- [Dataset extract]

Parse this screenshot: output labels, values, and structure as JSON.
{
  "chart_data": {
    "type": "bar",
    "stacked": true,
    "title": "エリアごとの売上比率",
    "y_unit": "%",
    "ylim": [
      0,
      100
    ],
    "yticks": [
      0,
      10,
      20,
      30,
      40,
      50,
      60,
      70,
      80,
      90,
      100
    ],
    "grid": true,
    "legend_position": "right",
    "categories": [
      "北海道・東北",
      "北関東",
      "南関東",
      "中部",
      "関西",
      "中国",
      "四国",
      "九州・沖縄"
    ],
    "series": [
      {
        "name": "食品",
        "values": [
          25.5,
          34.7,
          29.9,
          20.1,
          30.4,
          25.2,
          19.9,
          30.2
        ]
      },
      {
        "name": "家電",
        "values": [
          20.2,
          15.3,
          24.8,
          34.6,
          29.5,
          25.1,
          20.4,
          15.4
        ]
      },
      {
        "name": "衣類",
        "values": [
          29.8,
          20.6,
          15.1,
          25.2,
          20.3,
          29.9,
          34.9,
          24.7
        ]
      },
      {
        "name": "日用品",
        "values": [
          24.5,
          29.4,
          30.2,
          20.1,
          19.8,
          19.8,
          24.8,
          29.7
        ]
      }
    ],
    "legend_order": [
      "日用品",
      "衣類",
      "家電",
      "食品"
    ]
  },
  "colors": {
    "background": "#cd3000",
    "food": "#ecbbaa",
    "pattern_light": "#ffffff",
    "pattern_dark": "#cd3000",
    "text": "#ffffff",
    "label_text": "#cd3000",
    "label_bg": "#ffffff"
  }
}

- [Stated goal] Output every entry shown above, exactly.

- [The reply]
Parse this screenshot: output labels, values, and structure as JSON.
{
  "chart_data": {
    "type": "bar",
    "stacked": true,
    "title": "エリアごとの売上比率",
    "y_unit": "%",
    "ylim": [
      0,
      100
    ],
    "yticks": [
      0,
      10,
      20,
      30,
      40,
      50,
      60,
      70,
      80,
      90,
      100
    ],
    "grid": true,
    "legend_position": "right",
    "categories": [
      "北海道・東北",
      "北関東",
      "南関東",
      "中部",
      "関西",
      "中国",
      "四国",
      "九州・沖縄"
    ],
    "series": [
      {
        "name": "食品",
        "values": [
          25.5,
          34.7,
          29.9,
          20.1,
          30.4,
          25.2,
          19.9,
          30.2
        ]
      },
      {
        "name": "家電",
        "values": [
          20.2,
          15.3,
          24.8,
          34.6,
          29.5,
          25.1,
          20.4,
          15.4
        ]
      },
      {
        "name": "衣類",
        "values": [
          29.8,
          20.6,
          15.1,
          25.2,
          20.3,
          29.9,
          34.9,
          24.7
        ]
      },
      {
        "name": "日用品",
        "values": [
          24.5,
          29.4,
          30.2,
          20.1,
          19.8,
          19.8,
          24.8,
          29.7
        ]
      }
    ],
    "legend_order": [
      "日用品",
      "衣類",
      "家電",
      "食品"
    ]
  },
  "colors": {
    "background": "#cd3000",
    "food": "#ecbbaa",
    "pattern_light": "#ffffff",
    "pattern_dark": "#cd3000",
    "text": "#ffffff",
    "label_text": "#cd3000",
    "label_bg": "#ffffff"
  }
}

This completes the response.